▸ **GIVEN ENTRIES**

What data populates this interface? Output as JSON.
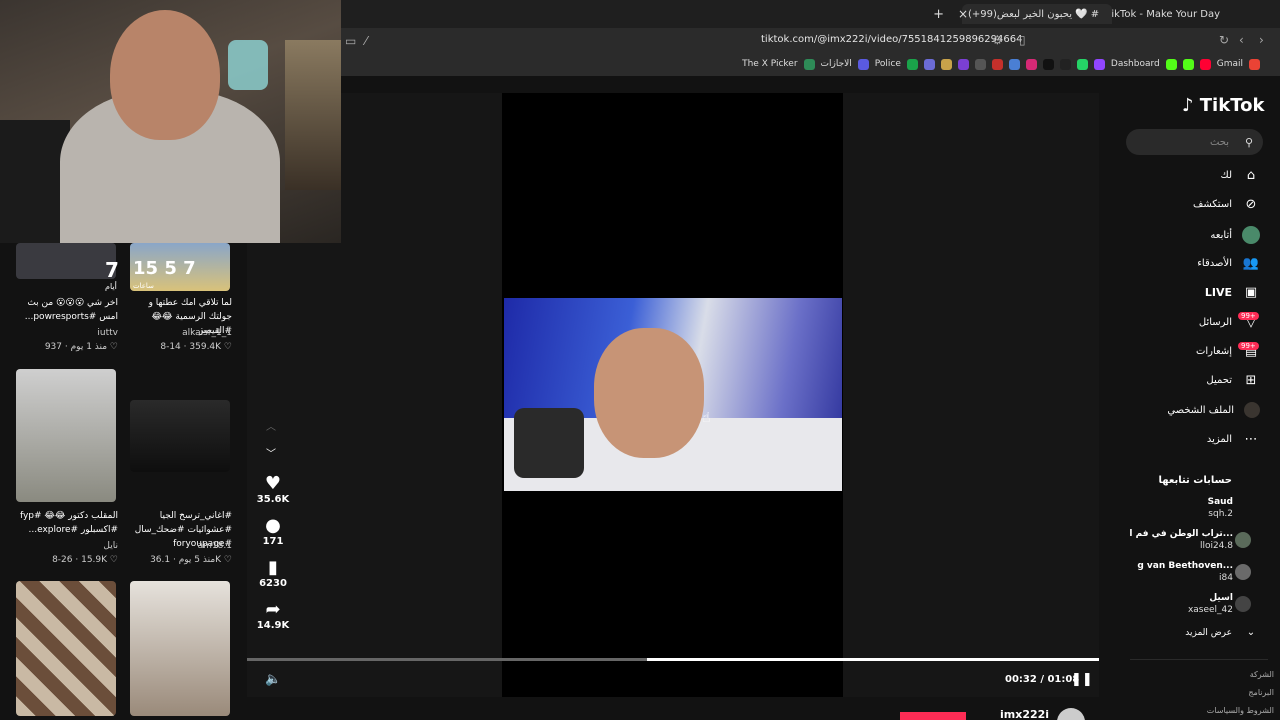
{
  "browser": {
    "tabs": [
      {
        "label": "(+99)TikTok - Make Your Day",
        "active": false
      },
      {
        "label": "(+99)يحبون الخير لبعض 🤍 #",
        "active": true
      }
    ],
    "new_tab": "+",
    "close_tab": "×",
    "url": "tiktok.com/@imx222i/video/7551841259896294664",
    "bookmarks": [
      "The X Picker",
      "الاجازات",
      "Police",
      "Dashboard",
      "Gmail"
    ]
  },
  "feed": {
    "items": [
      {
        "count": "7",
        "count_label": "أيام",
        "caption": "اخر شي 😮😮😮 من بث امس #powresports...",
        "author": "iuttv",
        "likes": "937",
        "date": "منذ 1 يوم"
      },
      {
        "count": "15 5 7",
        "count_label": "ساعات",
        "caption": "لما تلاقي امك عطتها و جولتك الرسمية 😂😂 #القيصر",
        "author": "alkaisr_1_1",
        "likes": "359.4K",
        "date": "8-14"
      },
      {
        "caption": "المقلب دكتور 😂😂 #fyp #اكسبلور #explore...",
        "author": "نايل",
        "likes": "15.9K",
        "date": "8-26"
      },
      {
        "caption": "#اغاني_ترسخ الجيا #عشوائيات #ضحك_سال #foryoupage",
        "author": "am18.1",
        "likes": "36.1K",
        "date": "منذ 5 يوم"
      }
    ]
  },
  "player": {
    "likes": "35.6K",
    "comments": "171",
    "saves": "6230",
    "shares": "14.9K",
    "time": "00:32 / 01:08",
    "progress": 0.47,
    "author": "imx222i"
  },
  "sidebar": {
    "logo": "TikTok",
    "search_placeholder": "بحث",
    "nav": [
      "لك",
      "استكشف",
      "أتابعه",
      "الأصدقاء",
      "LIVE",
      "الرسائل",
      "إشعارات",
      "تحميل",
      "الملف الشخصي",
      "المزيد"
    ],
    "badges": {
      "messages": "99+",
      "notifications": "99+"
    },
    "following_title": "حسابات تتابعها",
    "following": [
      {
        "name": "Saud",
        "handle": "sqh.2"
      },
      {
        "name": "تراب الوطن في فم ا...",
        "handle": "lloi24.8"
      },
      {
        "name": "g van Beethoven...",
        "handle": "i84"
      },
      {
        "name": "اسيل",
        "handle": "xaseel_42"
      }
    ],
    "show_more": "عرض المزيد",
    "footer": [
      "الشركة",
      "البرنامج",
      "الشروط والسياسات"
    ]
  }
}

▸ **EXERCISE PROMPT**
Print each record exactly as it stands, leaving the images out.

▸ **EXPECTED ANSWER**
What data populates this interface? Output as JSON.
{
  "browser": {
    "tabs": [
      {
        "label": "(+99)TikTok - Make Your Day",
        "active": false
      },
      {
        "label": "(+99)يحبون الخير لبعض 🤍 #",
        "active": true
      }
    ],
    "new_tab": "+",
    "close_tab": "×",
    "url": "tiktok.com/@imx222i/video/7551841259896294664",
    "bookmarks": [
      "The X Picker",
      "الاجازات",
      "Police",
      "Dashboard",
      "Gmail"
    ]
  },
  "feed": {
    "items": [
      {
        "count": "7",
        "count_label": "أيام",
        "caption": "اخر شي 😮😮😮 من بث امس #powresports...",
        "author": "iuttv",
        "likes": "937",
        "date": "منذ 1 يوم"
      },
      {
        "count": "15 5 7",
        "count_label": "ساعات",
        "caption": "لما تلاقي امك عطتها و جولتك الرسمية 😂😂 #القيصر",
        "author": "alkaisr_1_1",
        "likes": "359.4K",
        "date": "8-14"
      },
      {
        "caption": "المقلب دكتور 😂😂 #fyp #اكسبلور #explore...",
        "author": "نايل",
        "likes": "15.9K",
        "date": "8-26"
      },
      {
        "caption": "#اغاني_ترسخ الجيا #عشوائيات #ضحك_سال #foryoupage",
        "author": "am18.1",
        "likes": "36.1K",
        "date": "منذ 5 يوم"
      }
    ]
  },
  "player": {
    "likes": "35.6K",
    "comments": "171",
    "saves": "6230",
    "shares": "14.9K",
    "time": "00:32 / 01:08",
    "progress": 0.47,
    "author": "imx222i"
  },
  "sidebar": {
    "logo": "TikTok",
    "search_placeholder": "بحث",
    "nav": [
      "لك",
      "استكشف",
      "أتابعه",
      "الأصدقاء",
      "LIVE",
      "الرسائل",
      "إشعارات",
      "تحميل",
      "الملف الشخصي",
      "المزيد"
    ],
    "badges": {
      "messages": "99+",
      "notifications": "99+"
    },
    "following_title": "حسابات تتابعها",
    "following": [
      {
        "name": "Saud",
        "handle": "sqh.2"
      },
      {
        "name": "تراب الوطن في فم ا...",
        "handle": "lloi24.8"
      },
      {
        "name": "g van Beethoven...",
        "handle": "i84"
      },
      {
        "name": "اسيل",
        "handle": "xaseel_42"
      }
    ],
    "show_more": "عرض المزيد",
    "footer": [
      "الشركة",
      "البرنامج",
      "الشروط والسياسات"
    ]
  }
}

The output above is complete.